- **Directive**
Send back the records in full, character for character.

- **Input**
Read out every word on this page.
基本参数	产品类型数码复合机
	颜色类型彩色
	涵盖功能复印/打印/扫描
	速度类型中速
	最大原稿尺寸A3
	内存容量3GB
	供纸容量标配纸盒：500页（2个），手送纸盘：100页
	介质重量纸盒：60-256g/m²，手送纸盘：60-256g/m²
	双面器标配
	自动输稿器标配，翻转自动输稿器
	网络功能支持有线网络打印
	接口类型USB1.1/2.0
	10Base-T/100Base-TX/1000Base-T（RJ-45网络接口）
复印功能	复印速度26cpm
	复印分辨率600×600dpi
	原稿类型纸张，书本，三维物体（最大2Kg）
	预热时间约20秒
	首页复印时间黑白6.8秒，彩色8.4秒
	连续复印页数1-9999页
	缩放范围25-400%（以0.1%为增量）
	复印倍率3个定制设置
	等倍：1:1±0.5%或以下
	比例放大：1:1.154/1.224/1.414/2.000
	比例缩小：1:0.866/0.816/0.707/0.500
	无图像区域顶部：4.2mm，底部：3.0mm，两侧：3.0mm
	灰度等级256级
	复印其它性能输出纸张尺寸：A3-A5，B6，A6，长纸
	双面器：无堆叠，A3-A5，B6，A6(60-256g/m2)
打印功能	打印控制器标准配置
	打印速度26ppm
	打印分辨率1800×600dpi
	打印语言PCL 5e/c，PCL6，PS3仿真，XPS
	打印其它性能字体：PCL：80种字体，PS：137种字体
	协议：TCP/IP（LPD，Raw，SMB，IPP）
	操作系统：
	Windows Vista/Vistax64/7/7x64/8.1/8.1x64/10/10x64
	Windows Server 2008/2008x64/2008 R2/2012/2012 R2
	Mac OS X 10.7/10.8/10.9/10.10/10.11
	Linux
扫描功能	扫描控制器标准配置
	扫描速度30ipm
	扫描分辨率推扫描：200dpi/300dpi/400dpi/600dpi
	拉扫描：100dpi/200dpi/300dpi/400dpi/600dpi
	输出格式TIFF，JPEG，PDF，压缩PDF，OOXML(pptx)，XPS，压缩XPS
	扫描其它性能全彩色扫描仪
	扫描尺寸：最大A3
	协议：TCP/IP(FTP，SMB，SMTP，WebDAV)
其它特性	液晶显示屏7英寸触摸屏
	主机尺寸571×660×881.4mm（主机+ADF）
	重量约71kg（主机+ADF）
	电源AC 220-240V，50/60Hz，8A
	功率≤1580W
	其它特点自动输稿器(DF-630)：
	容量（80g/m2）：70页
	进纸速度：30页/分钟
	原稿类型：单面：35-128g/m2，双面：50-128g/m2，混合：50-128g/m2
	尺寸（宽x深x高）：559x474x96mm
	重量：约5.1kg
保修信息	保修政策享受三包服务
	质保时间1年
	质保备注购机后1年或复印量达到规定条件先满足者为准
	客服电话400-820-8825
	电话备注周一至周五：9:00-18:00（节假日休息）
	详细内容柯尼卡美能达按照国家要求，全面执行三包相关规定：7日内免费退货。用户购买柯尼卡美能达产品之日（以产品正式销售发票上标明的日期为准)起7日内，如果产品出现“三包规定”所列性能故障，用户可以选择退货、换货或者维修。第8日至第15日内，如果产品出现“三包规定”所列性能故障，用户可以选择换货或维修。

- **Full solution**
Read out every word on this page.
基本参数	产品类型数码复合机
	颜色类型彩色
	涵盖功能复印/打印/扫描
	速度类型中速
	最大原稿尺寸A3
	内存容量3GB
	供纸容量标配纸盒：500页（2个），手送纸盘：100页
	介质重量纸盒：60-256g/m²，手送纸盘：60-256g/m²
	双面器标配
	自动输稿器标配，翻转自动输稿器
	网络功能支持有线网络打印
	接口类型USB1.1/2.0
	10Base-T/100Base-TX/1000Base-T（RJ-45网络接口）
复印功能	复印速度26cpm
	复印分辨率600×600dpi
	原稿类型纸张，书本，三维物体（最大2Kg）
	预热时间约20秒
	首页复印时间黑白6.8秒，彩色8.4秒
	连续复印页数1-9999页
	缩放范围25-400%（以0.1%为增量）
	复印倍率3个定制设置
	等倍：1:1±0.5%或以下
	比例放大：1:1.154/1.224/1.414/2.000
	比例缩小：1:0.866/0.816/0.707/0.500
	无图像区域顶部：4.2mm，底部：3.0mm，两侧：3.0mm
	灰度等级256级
	复印其它性能输出纸张尺寸：A3-A5，B6，A6，长纸
	双面器：无堆叠，A3-A5，B6，A6(60-256g/m2)
打印功能	打印控制器标准配置
	打印速度26ppm
	打印分辨率1800×600dpi
	打印语言PCL 5e/c，PCL6，PS3仿真，XPS
	打印其它性能字体：PCL：80种字体，PS：137种字体
	协议：TCP/IP（LPD，Raw，SMB，IPP）
	操作系统：
	Windows Vista/Vistax64/7/7x64/8.1/8.1x64/10/10x64
	Windows Server 2008/2008x64/2008 R2/2012/2012 R2
	Mac OS X 10.7/10.8/10.9/10.10/10.11
	Linux
扫描功能	扫描控制器标准配置
	扫描速度30ipm
	扫描分辨率推扫描：200dpi/300dpi/400dpi/600dpi
	拉扫描：100dpi/200dpi/300dpi/400dpi/600dpi
	输出格式TIFF，JPEG，PDF，压缩PDF，OOXML(pptx)，XPS，压缩XPS
	扫描其它性能全彩色扫描仪
	扫描尺寸：最大A3
	协议：TCP/IP(FTP，SMB，SMTP，WebDAV)
其它特性	液晶显示屏7英寸触摸屏
	主机尺寸571×660×881.4mm（主机+ADF）
	重量约71kg（主机+ADF）
	电源AC 220-240V，50/60Hz，8A
	功率≤1580W
	其它特点自动输稿器(DF-630)：
	容量（80g/m2）：70页
	进纸速度：30页/分钟
	原稿类型：单面：35-128g/m2，双面：50-128g/m2，混合：50-128g/m2
	尺寸（宽x深x高）：559x474x96mm
	重量：约5.1kg
保修信息	保修政策享受三包服务
	质保时间1年
	质保备注购机后1年或复印量达到规定条件先满足者为准
	客服电话400-820-8825
	电话备注周一至周五：9:00-18:00（节假日休息）
	详细内容柯尼卡美能达按照国家要求，全面执行三包相关规定：7日内免费退货。用户购买柯尼卡美能达产品之日（以产品正式销售发票上标明的日期为准)起7日内，如果产品出现“三包规定”所列性能故障，用户可以选择退货、换货或者维修。第8日至第15日内，如果产品出现“三包规定”所列性能故障，用户可以选择换货或维修。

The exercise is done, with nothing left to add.